*WHAT IS BEING ASKED*
Each record that follows should be repeated exactly, minus any images.

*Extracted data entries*

§ §

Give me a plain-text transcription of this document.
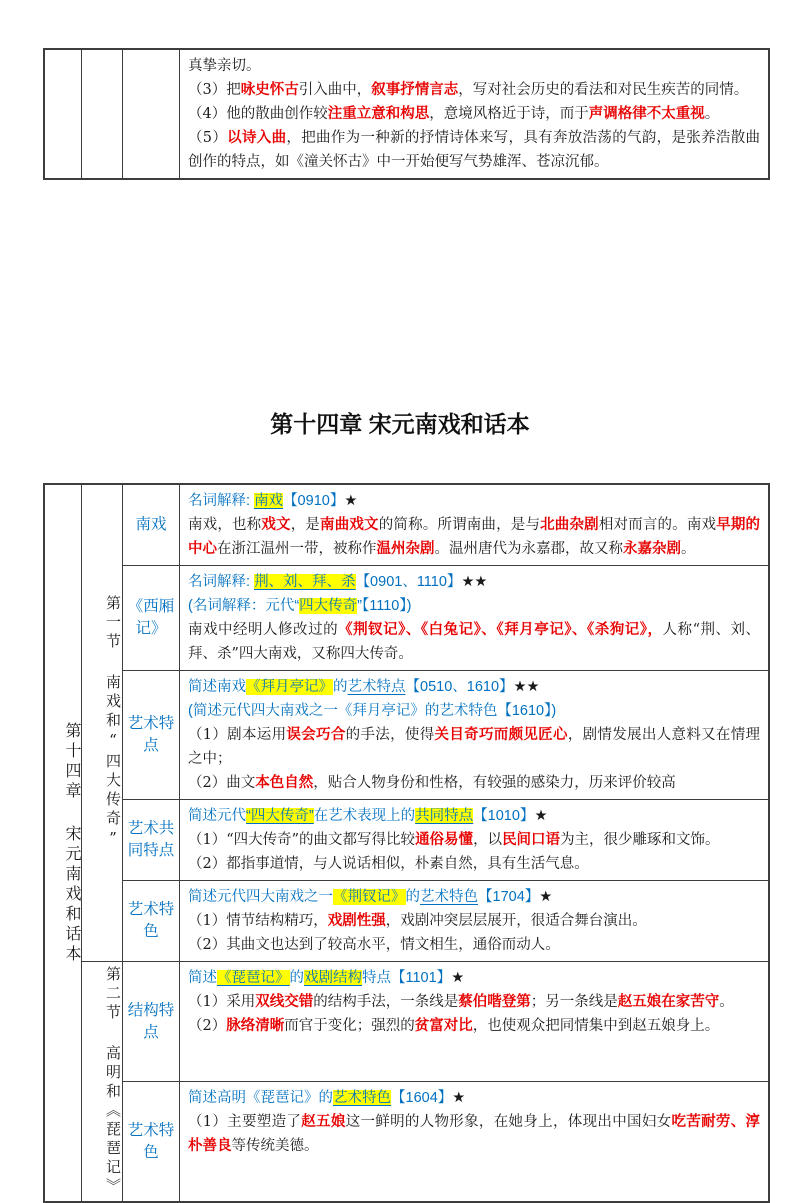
真挚亲切。
（3）把咏史怀古引入曲中，叙事抒情言志，写对社会历史的看法和对民生疾苦的同情。
（4）他的散曲创作较注重立意和构思，意境风格近于诗，而于声调格律不太重视。
（5）以诗入曲，把曲作为一种新的抒情诗体来写，具有奔放浩荡的气韵，是张养浩散曲创作的特点，如《潼关怀古》中一开始便写气势雄浑、苍凉沉郁。
第十四章 宋元南戏和话本
第十四章 宋元南戏和话本	第一节 南戏和“四大传奇”
第二节 高明和《琵琶记》
南戏
名词解释: 南戏【0910】★
南戏，也称戏文，是南曲戏文的简称。所谓南曲，是与北曲杂剧相对而言的。南戏早期的中心在浙江温州一带，被称作温州杂剧。温州唐代为永嘉郡，故又称永嘉杂剧。
《西厢记》
名词解释: 荆、刘、拜、杀【0901、1110】★★
(名词解释：元代“四大传奇”【1110】)
南戏中经明人修改过的《荆钗记》、《白兔记》、《拜月亭记》、《杀狗记》，人称“荆、刘、拜、杀”四大南戏，又称四大传奇。
艺术特点
简述南戏《拜月亭记》的艺术特点【0510、1610】★★
(简述元代四大南戏之一《拜月亭记》的艺术特色【1610】)
（1）剧本运用误会巧合的手法，使得关目奇巧而颇见匠心，剧情发展出人意料又在情理之中；
（2）曲文本色自然，贴合人物身份和性格，有较强的感染力，历来评价较高
艺术共同特点
简述元代“四大传奇”在艺术表现上的共同特点【1010】★
（1）“四大传奇”的曲文都写得比较通俗易懂，以民间口语为主，很少雕琢和文饰。
（2）都指事道情，与人说话相似，朴素自然，具有生活气息。
艺术特色
简述元代四大南戏之一《荆钗记》的艺术特色【1704】★
（1）情节结构精巧，戏剧性强，戏剧冲突层层展开，很适合舞台演出。
（2）其曲文也达到了较高水平，情文相生，通俗而动人。
结构特点
简述《琵琶记》的戏剧结构特点【1101】★
（1）采用双线交错的结构手法，一条线是蔡伯喈登第；另一条线是赵五娘在家苦守。
（2）脉络清晰而官于变化；强烈的贫富对比，也使观众把同情集中到赵五娘身上。
艺术特色
简述高明《琵琶记》的艺术特色【1604】★
（1）主要塑造了赵五娘这一鲜明的人物形象，在她身上，体现出中国妇女吃苦耐劳、淳朴善良等传统美德。
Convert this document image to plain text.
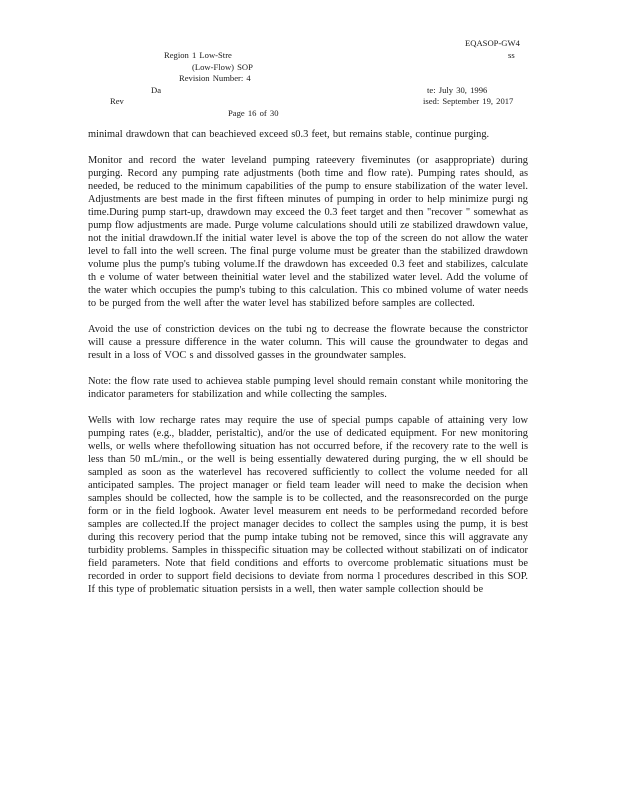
EQASOP-GW4
Region 1 Low-Stre	ss
(Low-Flow) SOP
Revision Number: 4
Da	te: July 30, 1996
Rev	ised: September 19, 2017
Page 16 of 30

minimal drawdown that can beachieved exceed s0.3 feet, but remains stable, continue purging.

Monitor and record the water leveland pumping rateevery fiveminutes (or asappropriate) during purging. Record any pumping rate adjustments (both time and flow rate). Pumping rates should, as needed, be reduced to the minimum capabilities of the pump to ensure stabilization of the water level. Adjustments are best made in the first fifteen minutes of pumping in order to help minimize purgi ng time.During pump start-up, drawdown may exceed the 0.3 feet target and then "recover " somewhat as pump flow adjustments are made. Purge volume calculations should utili ze stabilized drawdown value, not the initial drawdown.If the initial water level is above the top of the screen do not allow the water level to fall into the well screen. The final purge volume must be greater than the stabilized drawdown volume plus the pump's tubing volume.If the drawdown has exceeded 0.3 feet and stabilizes, calculate th e volume of water between theinitial water level and the stabilized water level. Add the volume of the water which occupies the pump's tubing to this calculation. This co mbined volume of water needs to be purged from the well after the water level has stabilized before samples are collected.

Avoid the use of constriction devices on the tubi ng to decrease the flowrate because the constrictor will cause a pressure difference in the water column. This will cause the groundwater to degas and result in a loss of VOC s and dissolved gasses in the groundwater samples.

Note: the flow rate used to achievea stable pumping level should remain constant while monitoring the indicator parameters for stabilization and while collecting the samples.

Wells with low recharge rates may require the use of special pumps capable of attaining very low pumping rates (e.g., bladder, peristaltic), and/or the use of dedicated equipment. For new monitoring wells, or wells where thefollowing situation has not occurred before, if the recovery rate to the well is less than 50 mL/min., or the well is being essentially dewatered during purging, the w ell should be sampled as soon as the waterlevel has recovered sufficiently to collect the volume needed for all anticipated samples. The project manager or field team leader will need to make the decision when samples should be collected, how the sample is to be collected, and the reasonsrecorded on the purge form or in the field logbook. Awater level measurem ent needs to be performedand recorded before samples are collected.If the project manager decides to collect the samples using the pump, it is best during this recovery period that the pump intake tubing not be removed, since this will aggravate any turbidity problems. Samples in thisspecific situation may be collected without stabilizati on of indicator field parameters. Note that field conditions and efforts to overcome problematic situations must be recorded in order to support field decisions to deviate from norma l procedures described in this SOP. If this type of problematic situation persists in a well, then water sample collection should be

§ §

*CORRECT OUTPUT*
Give me a plain-text transcription of this document.
真挚亲切。
（3）把咏史怀古引入曲中，叙事抒情言志，写对社会历史的看法和对民生疾苦的同情。
（4）他的散曲创作较注重立意和构思，意境风格近于诗，而于声调格律不太重视。
（5）以诗入曲，把曲作为一种新的抒情诗体来写，具有奔放浩荡的气韵，是张养浩散曲创作的特点，如《潼关怀古》中一开始便写气势雄浑、苍凉沉郁。
第十四章 宋元南戏和话本
第十四章 宋元南戏和话本	第一节 南戏和“四大传奇”
第二节 高明和《琵琶记》
南戏
名词解释: 南戏【0910】★
南戏，也称戏文，是南曲戏文的简称。所谓南曲，是与北曲杂剧相对而言的。南戏早期的中心在浙江温州一带，被称作温州杂剧。温州唐代为永嘉郡，故又称永嘉杂剧。
《西厢记》
名词解释: 荆、刘、拜、杀【0901、1110】★★
(名词解释：元代“四大传奇”【1110】)
南戏中经明人修改过的《荆钗记》、《白兔记》、《拜月亭记》、《杀狗记》，人称“荆、刘、拜、杀”四大南戏，又称四大传奇。
艺术特点
简述南戏《拜月亭记》的艺术特点【0510、1610】★★
(简述元代四大南戏之一《拜月亭记》的艺术特色【1610】)
（1）剧本运用误会巧合的手法，使得关目奇巧而颇见匠心，剧情发展出人意料又在情理之中；
（2）曲文本色自然，贴合人物身份和性格，有较强的感染力，历来评价较高
艺术共同特点
简述元代“四大传奇”在艺术表现上的共同特点【1010】★
（1）“四大传奇”的曲文都写得比较通俗易懂，以民间口语为主，很少雕琢和文饰。
（2）都指事道情，与人说话相似，朴素自然，具有生活气息。
艺术特色
简述元代四大南戏之一《荆钗记》的艺术特色【1704】★
（1）情节结构精巧，戏剧性强，戏剧冲突层层展开，很适合舞台演出。
（2）其曲文也达到了较高水平，情文相生，通俗而动人。
结构特点
简述《琵琶记》的戏剧结构特点【1101】★
（1）采用双线交错的结构手法，一条线是蔡伯喈登第；另一条线是赵五娘在家苦守。
（2）脉络清晰而官于变化；强烈的贫富对比，也使观众把同情集中到赵五娘身上。
艺术特色
简述高明《琵琶记》的艺术特色【1604】★
（1）主要塑造了赵五娘这一鲜明的人物形象，在她身上，体现出中国妇女吃苦耐劳、淳朴善良等传统美德。
Convert this document image to plain text.
EQASOP-GW4
Region 1 Low-Stre	ss
(Low-Flow) SOP
Revision Number: 4
Da	te: July 30, 1996
Rev	ised: September 19, 2017
Page 16 of 30

minimal drawdown that can beachieved exceed s0.3 feet, but remains stable, continue purging.

Monitor and record the water leveland pumping rateevery fiveminutes (or asappropriate) during purging. Record any pumping rate adjustments (both time and flow rate). Pumping rates should, as needed, be reduced to the minimum capabilities of the pump to ensure stabilization of the water level. Adjustments are best made in the first fifteen minutes of pumping in order to help minimize purgi ng time.During pump start-up, drawdown may exceed the 0.3 feet target and then "recover " somewhat as pump flow adjustments are made. Purge volume calculations should utili ze stabilized drawdown value, not the initial drawdown.If the initial water level is above the top of the screen do not allow the water level to fall into the well screen. The final purge volume must be greater than the stabilized drawdown volume plus the pump's tubing volume.If the drawdown has exceeded 0.3 feet and stabilizes, calculate th e volume of water between theinitial water level and the stabilized water level. Add the volume of the water which occupies the pump's tubing to this calculation. This co mbined volume of water needs to be purged from the well after the water level has stabilized before samples are collected.

Avoid the use of constriction devices on the tubi ng to decrease the flowrate because the constrictor will cause a pressure difference in the water column. This will cause the groundwater to degas and result in a loss of VOC s and dissolved gasses in the groundwater samples.

Note: the flow rate used to achievea stable pumping level should remain constant while monitoring the indicator parameters for stabilization and while collecting the samples.

Wells with low recharge rates may require the use of special pumps capable of attaining very low pumping rates (e.g., bladder, peristaltic), and/or the use of dedicated equipment. For new monitoring wells, or wells where thefollowing situation has not occurred before, if the recovery rate to the well is less than 50 mL/min., or the well is being essentially dewatered during purging, the w ell should be sampled as soon as the waterlevel has recovered sufficiently to collect the volume needed for all anticipated samples. The project manager or field team leader will need to make the decision when samples should be collected, how the sample is to be collected, and the reasonsrecorded on the purge form or in the field logbook. Awater level measurem ent needs to be performedand recorded before samples are collected.If the project manager decides to collect the samples using the pump, it is best during this recovery period that the pump intake tubing not be removed, since this will aggravate any turbidity problems. Samples in thisspecific situation may be collected without stabilizati on of indicator field parameters. Note that field conditions and efforts to overcome problematic situations must be recorded in order to support field decisions to deviate from norma l procedures described in this SOP. If this type of problematic situation persists in a well, then water sample collection should be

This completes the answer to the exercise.